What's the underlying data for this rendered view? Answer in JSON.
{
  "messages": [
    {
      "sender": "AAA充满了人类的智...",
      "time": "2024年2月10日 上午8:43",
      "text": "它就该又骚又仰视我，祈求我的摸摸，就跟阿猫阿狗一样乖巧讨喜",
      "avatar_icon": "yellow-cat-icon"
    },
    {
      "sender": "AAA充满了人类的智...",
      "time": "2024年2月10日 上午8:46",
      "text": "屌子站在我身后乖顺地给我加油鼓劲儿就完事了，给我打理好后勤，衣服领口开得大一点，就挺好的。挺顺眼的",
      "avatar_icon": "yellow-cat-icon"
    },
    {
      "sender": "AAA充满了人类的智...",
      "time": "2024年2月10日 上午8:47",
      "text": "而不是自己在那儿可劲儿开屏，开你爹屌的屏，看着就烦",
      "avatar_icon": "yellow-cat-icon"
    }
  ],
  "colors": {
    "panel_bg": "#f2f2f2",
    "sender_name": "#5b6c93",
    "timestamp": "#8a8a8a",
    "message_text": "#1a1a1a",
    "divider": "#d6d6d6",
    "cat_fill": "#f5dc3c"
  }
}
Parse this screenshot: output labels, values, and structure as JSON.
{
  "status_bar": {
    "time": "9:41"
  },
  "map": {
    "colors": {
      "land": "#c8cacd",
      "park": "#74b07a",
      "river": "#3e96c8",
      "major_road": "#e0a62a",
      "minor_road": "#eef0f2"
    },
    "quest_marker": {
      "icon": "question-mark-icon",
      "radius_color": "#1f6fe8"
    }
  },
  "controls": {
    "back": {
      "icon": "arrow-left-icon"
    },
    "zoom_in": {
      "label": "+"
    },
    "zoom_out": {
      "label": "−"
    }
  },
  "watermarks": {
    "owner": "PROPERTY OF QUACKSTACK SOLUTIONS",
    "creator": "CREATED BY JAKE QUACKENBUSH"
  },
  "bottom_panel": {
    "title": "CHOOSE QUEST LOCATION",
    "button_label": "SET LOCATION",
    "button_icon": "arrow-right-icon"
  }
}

Prompt:
Every line from the one containing "Parse this screenshot: output" through the last line of the entries must be written out verbatim, and no other line.

Full output:
Parse this screenshot: output labels, values, and structure as JSON.
{
  "status_bar": {
    "time": "9:41"
  },
  "map": {
    "colors": {
      "land": "#c8cacd",
      "park": "#74b07a",
      "river": "#3e96c8",
      "major_road": "#e0a62a",
      "minor_road": "#eef0f2"
    },
    "quest_marker": {
      "icon": "question-mark-icon",
      "radius_color": "#1f6fe8"
    }
  },
  "controls": {
    "back": {
      "icon": "arrow-left-icon"
    },
    "zoom_in": {
      "label": "+"
    },
    "zoom_out": {
      "label": "−"
    }
  },
  "watermarks": {
    "owner": "PROPERTY OF QUACKSTACK SOLUTIONS",
    "creator": "CREATED BY JAKE QUACKENBUSH"
  },
  "bottom_panel": {
    "title": "CHOOSE QUEST LOCATION",
    "button_label": "SET LOCATION",
    "button_icon": "arrow-right-icon"
  }
}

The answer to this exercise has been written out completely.